▸ WORK TO DO:
Repeat the material exactly as it appears.
====
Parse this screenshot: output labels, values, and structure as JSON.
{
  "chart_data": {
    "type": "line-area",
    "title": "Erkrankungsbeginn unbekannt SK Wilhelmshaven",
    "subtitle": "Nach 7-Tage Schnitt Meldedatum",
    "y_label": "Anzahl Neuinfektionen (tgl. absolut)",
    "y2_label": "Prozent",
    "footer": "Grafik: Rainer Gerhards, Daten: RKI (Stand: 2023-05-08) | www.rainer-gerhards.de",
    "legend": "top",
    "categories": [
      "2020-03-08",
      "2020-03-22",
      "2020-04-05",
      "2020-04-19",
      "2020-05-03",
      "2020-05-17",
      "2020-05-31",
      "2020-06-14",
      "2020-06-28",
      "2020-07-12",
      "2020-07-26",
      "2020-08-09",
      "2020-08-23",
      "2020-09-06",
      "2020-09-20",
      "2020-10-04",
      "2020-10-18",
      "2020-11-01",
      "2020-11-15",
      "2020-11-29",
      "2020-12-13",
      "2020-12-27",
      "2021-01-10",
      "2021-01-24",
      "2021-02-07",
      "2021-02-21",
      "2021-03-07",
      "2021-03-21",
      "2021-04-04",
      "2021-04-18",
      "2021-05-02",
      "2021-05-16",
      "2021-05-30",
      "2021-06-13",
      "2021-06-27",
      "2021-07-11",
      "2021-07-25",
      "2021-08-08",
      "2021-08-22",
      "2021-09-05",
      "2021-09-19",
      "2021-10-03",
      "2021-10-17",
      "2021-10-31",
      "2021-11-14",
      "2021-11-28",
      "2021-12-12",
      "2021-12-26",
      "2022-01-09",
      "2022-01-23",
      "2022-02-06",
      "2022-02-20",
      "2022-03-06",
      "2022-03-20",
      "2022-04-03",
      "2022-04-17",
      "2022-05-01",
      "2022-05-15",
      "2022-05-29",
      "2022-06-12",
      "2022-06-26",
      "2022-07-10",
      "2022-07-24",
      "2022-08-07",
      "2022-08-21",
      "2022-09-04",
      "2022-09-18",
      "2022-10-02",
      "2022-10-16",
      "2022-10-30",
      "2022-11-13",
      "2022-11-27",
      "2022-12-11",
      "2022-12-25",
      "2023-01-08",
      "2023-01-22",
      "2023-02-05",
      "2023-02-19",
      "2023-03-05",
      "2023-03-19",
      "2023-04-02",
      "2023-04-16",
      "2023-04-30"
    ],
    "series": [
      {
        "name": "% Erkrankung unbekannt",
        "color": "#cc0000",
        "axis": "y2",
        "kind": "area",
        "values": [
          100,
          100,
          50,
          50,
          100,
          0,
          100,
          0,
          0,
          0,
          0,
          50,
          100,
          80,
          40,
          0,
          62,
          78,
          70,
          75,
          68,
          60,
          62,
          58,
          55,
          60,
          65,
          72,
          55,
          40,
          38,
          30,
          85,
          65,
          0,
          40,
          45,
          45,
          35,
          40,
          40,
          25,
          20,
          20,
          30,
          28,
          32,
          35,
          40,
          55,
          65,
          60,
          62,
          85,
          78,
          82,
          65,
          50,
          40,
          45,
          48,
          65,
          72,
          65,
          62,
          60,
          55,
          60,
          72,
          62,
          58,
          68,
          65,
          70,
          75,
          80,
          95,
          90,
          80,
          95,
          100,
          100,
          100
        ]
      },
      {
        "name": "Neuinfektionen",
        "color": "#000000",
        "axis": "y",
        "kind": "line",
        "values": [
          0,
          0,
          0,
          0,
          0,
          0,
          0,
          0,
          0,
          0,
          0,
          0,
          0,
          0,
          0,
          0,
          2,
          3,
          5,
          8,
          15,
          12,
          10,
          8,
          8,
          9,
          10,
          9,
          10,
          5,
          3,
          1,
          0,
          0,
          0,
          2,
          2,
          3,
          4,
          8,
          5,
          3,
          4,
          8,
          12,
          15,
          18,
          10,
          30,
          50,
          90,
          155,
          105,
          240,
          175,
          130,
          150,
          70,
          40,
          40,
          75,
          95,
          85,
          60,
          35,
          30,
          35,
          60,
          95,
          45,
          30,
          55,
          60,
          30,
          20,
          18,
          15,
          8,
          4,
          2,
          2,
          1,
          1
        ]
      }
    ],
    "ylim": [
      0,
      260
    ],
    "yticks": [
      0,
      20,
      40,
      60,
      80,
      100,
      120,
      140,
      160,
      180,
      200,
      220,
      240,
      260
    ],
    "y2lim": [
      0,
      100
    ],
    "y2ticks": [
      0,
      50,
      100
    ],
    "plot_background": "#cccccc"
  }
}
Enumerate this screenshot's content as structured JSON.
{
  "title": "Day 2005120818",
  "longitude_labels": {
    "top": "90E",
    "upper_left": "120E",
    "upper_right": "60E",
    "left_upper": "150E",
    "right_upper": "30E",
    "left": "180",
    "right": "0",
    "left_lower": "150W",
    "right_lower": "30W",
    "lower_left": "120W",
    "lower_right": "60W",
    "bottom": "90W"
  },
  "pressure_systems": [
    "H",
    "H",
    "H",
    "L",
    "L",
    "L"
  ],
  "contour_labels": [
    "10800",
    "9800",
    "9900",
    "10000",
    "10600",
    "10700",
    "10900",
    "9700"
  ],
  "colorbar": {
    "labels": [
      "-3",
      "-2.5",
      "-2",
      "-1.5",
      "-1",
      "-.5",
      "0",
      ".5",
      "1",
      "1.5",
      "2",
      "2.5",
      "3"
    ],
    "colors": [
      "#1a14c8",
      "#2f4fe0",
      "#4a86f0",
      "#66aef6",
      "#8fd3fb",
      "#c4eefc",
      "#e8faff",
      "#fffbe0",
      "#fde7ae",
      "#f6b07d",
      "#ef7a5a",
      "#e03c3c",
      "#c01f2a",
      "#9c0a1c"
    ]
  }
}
====
▸ EXERCISE ANSWER:
Parse this screenshot: output labels, values, and structure as JSON.
{
  "chart_data": {
    "type": "line-area",
    "title": "Erkrankungsbeginn unbekannt SK Wilhelmshaven",
    "subtitle": "Nach 7-Tage Schnitt Meldedatum",
    "y_label": "Anzahl Neuinfektionen (tgl. absolut)",
    "y2_label": "Prozent",
    "footer": "Grafik: Rainer Gerhards, Daten: RKI (Stand: 2023-05-08) | www.rainer-gerhards.de",
    "legend": "top",
    "categories": [
      "2020-03-08",
      "2020-03-22",
      "2020-04-05",
      "2020-04-19",
      "2020-05-03",
      "2020-05-17",
      "2020-05-31",
      "2020-06-14",
      "2020-06-28",
      "2020-07-12",
      "2020-07-26",
      "2020-08-09",
      "2020-08-23",
      "2020-09-06",
      "2020-09-20",
      "2020-10-04",
      "2020-10-18",
      "2020-11-01",
      "2020-11-15",
      "2020-11-29",
      "2020-12-13",
      "2020-12-27",
      "2021-01-10",
      "2021-01-24",
      "2021-02-07",
      "2021-02-21",
      "2021-03-07",
      "2021-03-21",
      "2021-04-04",
      "2021-04-18",
      "2021-05-02",
      "2021-05-16",
      "2021-05-30",
      "2021-06-13",
      "2021-06-27",
      "2021-07-11",
      "2021-07-25",
      "2021-08-08",
      "2021-08-22",
      "2021-09-05",
      "2021-09-19",
      "2021-10-03",
      "2021-10-17",
      "2021-10-31",
      "2021-11-14",
      "2021-11-28",
      "2021-12-12",
      "2021-12-26",
      "2022-01-09",
      "2022-01-23",
      "2022-02-06",
      "2022-02-20",
      "2022-03-06",
      "2022-03-20",
      "2022-04-03",
      "2022-04-17",
      "2022-05-01",
      "2022-05-15",
      "2022-05-29",
      "2022-06-12",
      "2022-06-26",
      "2022-07-10",
      "2022-07-24",
      "2022-08-07",
      "2022-08-21",
      "2022-09-04",
      "2022-09-18",
      "2022-10-02",
      "2022-10-16",
      "2022-10-30",
      "2022-11-13",
      "2022-11-27",
      "2022-12-11",
      "2022-12-25",
      "2023-01-08",
      "2023-01-22",
      "2023-02-05",
      "2023-02-19",
      "2023-03-05",
      "2023-03-19",
      "2023-04-02",
      "2023-04-16",
      "2023-04-30"
    ],
    "series": [
      {
        "name": "% Erkrankung unbekannt",
        "color": "#cc0000",
        "axis": "y2",
        "kind": "area",
        "values": [
          100,
          100,
          50,
          50,
          100,
          0,
          100,
          0,
          0,
          0,
          0,
          50,
          100,
          80,
          40,
          0,
          62,
          78,
          70,
          75,
          68,
          60,
          62,
          58,
          55,
          60,
          65,
          72,
          55,
          40,
          38,
          30,
          85,
          65,
          0,
          40,
          45,
          45,
          35,
          40,
          40,
          25,
          20,
          20,
          30,
          28,
          32,
          35,
          40,
          55,
          65,
          60,
          62,
          85,
          78,
          82,
          65,
          50,
          40,
          45,
          48,
          65,
          72,
          65,
          62,
          60,
          55,
          60,
          72,
          62,
          58,
          68,
          65,
          70,
          75,
          80,
          95,
          90,
          80,
          95,
          100,
          100,
          100
        ]
      },
      {
        "name": "Neuinfektionen",
        "color": "#000000",
        "axis": "y",
        "kind": "line",
        "values": [
          0,
          0,
          0,
          0,
          0,
          0,
          0,
          0,
          0,
          0,
          0,
          0,
          0,
          0,
          0,
          0,
          2,
          3,
          5,
          8,
          15,
          12,
          10,
          8,
          8,
          9,
          10,
          9,
          10,
          5,
          3,
          1,
          0,
          0,
          0,
          2,
          2,
          3,
          4,
          8,
          5,
          3,
          4,
          8,
          12,
          15,
          18,
          10,
          30,
          50,
          90,
          155,
          105,
          240,
          175,
          130,
          150,
          70,
          40,
          40,
          75,
          95,
          85,
          60,
          35,
          30,
          35,
          60,
          95,
          45,
          30,
          55,
          60,
          30,
          20,
          18,
          15,
          8,
          4,
          2,
          2,
          1,
          1
        ]
      }
    ],
    "ylim": [
      0,
      260
    ],
    "yticks": [
      0,
      20,
      40,
      60,
      80,
      100,
      120,
      140,
      160,
      180,
      200,
      220,
      240,
      260
    ],
    "y2lim": [
      0,
      100
    ],
    "y2ticks": [
      0,
      50,
      100
    ],
    "plot_background": "#cccccc"
  }
}
Enumerate this screenshot's content as structured JSON.
{
  "title": "Day 2005120818",
  "longitude_labels": {
    "top": "90E",
    "upper_left": "120E",
    "upper_right": "60E",
    "left_upper": "150E",
    "right_upper": "30E",
    "left": "180",
    "right": "0",
    "left_lower": "150W",
    "right_lower": "30W",
    "lower_left": "120W",
    "lower_right": "60W",
    "bottom": "90W"
  },
  "pressure_systems": [
    "H",
    "H",
    "H",
    "L",
    "L",
    "L"
  ],
  "contour_labels": [
    "10800",
    "9800",
    "9900",
    "10000",
    "10600",
    "10700",
    "10900",
    "9700"
  ],
  "colorbar": {
    "labels": [
      "-3",
      "-2.5",
      "-2",
      "-1.5",
      "-1",
      "-.5",
      "0",
      ".5",
      "1",
      "1.5",
      "2",
      "2.5",
      "3"
    ],
    "colors": [
      "#1a14c8",
      "#2f4fe0",
      "#4a86f0",
      "#66aef6",
      "#8fd3fb",
      "#c4eefc",
      "#e8faff",
      "#fffbe0",
      "#fde7ae",
      "#f6b07d",
      "#ef7a5a",
      "#e03c3c",
      "#c01f2a",
      "#9c0a1c"
    ]
  }
}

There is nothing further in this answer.